▶ Short problem
Copy out every line of the entries below exactly, without changing anything.

───── Exercise materials

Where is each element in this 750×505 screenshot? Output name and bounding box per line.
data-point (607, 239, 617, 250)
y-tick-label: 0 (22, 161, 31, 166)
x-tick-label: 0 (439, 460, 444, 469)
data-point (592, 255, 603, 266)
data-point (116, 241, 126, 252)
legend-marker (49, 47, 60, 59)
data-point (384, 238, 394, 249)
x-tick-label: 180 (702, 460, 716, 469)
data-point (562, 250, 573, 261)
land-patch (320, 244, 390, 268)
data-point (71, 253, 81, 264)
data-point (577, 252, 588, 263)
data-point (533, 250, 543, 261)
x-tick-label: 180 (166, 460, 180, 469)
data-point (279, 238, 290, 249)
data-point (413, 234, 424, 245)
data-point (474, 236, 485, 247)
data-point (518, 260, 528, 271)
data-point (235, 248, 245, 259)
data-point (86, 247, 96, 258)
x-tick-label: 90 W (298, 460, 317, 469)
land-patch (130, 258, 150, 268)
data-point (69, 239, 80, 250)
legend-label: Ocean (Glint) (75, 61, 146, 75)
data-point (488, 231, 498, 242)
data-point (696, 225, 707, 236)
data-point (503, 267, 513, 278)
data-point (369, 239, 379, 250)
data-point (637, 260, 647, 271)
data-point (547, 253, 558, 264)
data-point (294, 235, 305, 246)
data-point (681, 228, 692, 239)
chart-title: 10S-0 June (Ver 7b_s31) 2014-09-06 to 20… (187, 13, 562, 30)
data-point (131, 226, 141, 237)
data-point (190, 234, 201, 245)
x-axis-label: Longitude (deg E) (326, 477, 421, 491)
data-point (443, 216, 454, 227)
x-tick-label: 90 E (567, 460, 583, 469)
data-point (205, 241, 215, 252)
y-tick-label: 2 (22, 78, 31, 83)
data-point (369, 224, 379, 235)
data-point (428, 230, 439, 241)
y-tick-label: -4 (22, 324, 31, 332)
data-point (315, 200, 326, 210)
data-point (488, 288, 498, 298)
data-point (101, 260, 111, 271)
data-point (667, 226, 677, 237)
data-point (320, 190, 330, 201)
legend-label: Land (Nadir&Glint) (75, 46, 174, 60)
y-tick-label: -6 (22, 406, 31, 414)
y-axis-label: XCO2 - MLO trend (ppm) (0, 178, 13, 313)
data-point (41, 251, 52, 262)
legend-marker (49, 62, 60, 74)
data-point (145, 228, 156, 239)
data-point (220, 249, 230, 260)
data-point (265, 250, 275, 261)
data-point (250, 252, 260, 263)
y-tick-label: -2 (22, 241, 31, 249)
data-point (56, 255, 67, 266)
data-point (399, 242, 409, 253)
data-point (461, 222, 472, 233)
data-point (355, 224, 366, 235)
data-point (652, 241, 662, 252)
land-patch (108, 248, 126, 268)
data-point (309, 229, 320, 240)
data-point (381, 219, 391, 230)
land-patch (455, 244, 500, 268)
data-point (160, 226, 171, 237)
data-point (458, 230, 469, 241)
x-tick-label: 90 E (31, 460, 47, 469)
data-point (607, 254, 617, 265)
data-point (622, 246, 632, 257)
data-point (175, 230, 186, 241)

──────────

▶ The reply
Where is each element in this 750×505 screenshot? Output name and bounding box per line.
data-point (607, 239, 617, 250)
y-tick-label: 0 (22, 161, 31, 166)
x-tick-label: 0 (439, 460, 444, 469)
data-point (592, 255, 603, 266)
data-point (116, 241, 126, 252)
legend-marker (49, 47, 60, 59)
data-point (384, 238, 394, 249)
x-tick-label: 180 (702, 460, 716, 469)
data-point (562, 250, 573, 261)
land-patch (320, 244, 390, 268)
data-point (71, 253, 81, 264)
data-point (577, 252, 588, 263)
data-point (533, 250, 543, 261)
x-tick-label: 180 (166, 460, 180, 469)
data-point (279, 238, 290, 249)
data-point (413, 234, 424, 245)
data-point (474, 236, 485, 247)
data-point (518, 260, 528, 271)
data-point (235, 248, 245, 259)
data-point (86, 247, 96, 258)
x-tick-label: 90 W (298, 460, 317, 469)
land-patch (130, 258, 150, 268)
data-point (69, 239, 80, 250)
legend-label: Ocean (Glint) (75, 61, 146, 75)
data-point (488, 231, 498, 242)
data-point (696, 225, 707, 236)
data-point (503, 267, 513, 278)
data-point (369, 239, 379, 250)
data-point (637, 260, 647, 271)
data-point (547, 253, 558, 264)
data-point (294, 235, 305, 246)
data-point (681, 228, 692, 239)
chart-title: 10S-0 June (Ver 7b_s31) 2014-09-06 to 20… (187, 13, 562, 30)
data-point (131, 226, 141, 237)
data-point (190, 234, 201, 245)
x-axis-label: Longitude (deg E) (326, 477, 421, 491)
data-point (443, 216, 454, 227)
x-tick-label: 90 E (567, 460, 583, 469)
data-point (205, 241, 215, 252)
y-tick-label: 2 (22, 78, 31, 83)
data-point (369, 224, 379, 235)
data-point (428, 230, 439, 241)
y-tick-label: -4 (22, 324, 31, 332)
data-point (315, 200, 326, 210)
data-point (488, 288, 498, 298)
data-point (101, 260, 111, 271)
data-point (667, 226, 677, 237)
data-point (320, 190, 330, 201)
legend-label: Land (Nadir&Glint) (75, 46, 174, 60)
y-tick-label: -6 (22, 406, 31, 414)
y-axis-label: XCO2 - MLO trend (ppm) (0, 178, 13, 313)
data-point (41, 251, 52, 262)
legend-marker (49, 62, 60, 74)
data-point (145, 228, 156, 239)
data-point (220, 249, 230, 260)
data-point (265, 250, 275, 261)
data-point (250, 252, 260, 263)
y-tick-label: -2 (22, 241, 31, 249)
data-point (56, 255, 67, 266)
data-point (399, 242, 409, 253)
data-point (461, 222, 472, 233)
data-point (355, 224, 366, 235)
data-point (652, 241, 662, 252)
land-patch (108, 248, 126, 268)
data-point (309, 229, 320, 240)
data-point (381, 219, 391, 230)
land-patch (455, 244, 500, 268)
data-point (160, 226, 171, 237)
data-point (458, 230, 469, 241)
x-tick-label: 90 E (31, 460, 47, 469)
data-point (607, 254, 617, 265)
data-point (622, 246, 632, 257)
data-point (175, 230, 186, 241)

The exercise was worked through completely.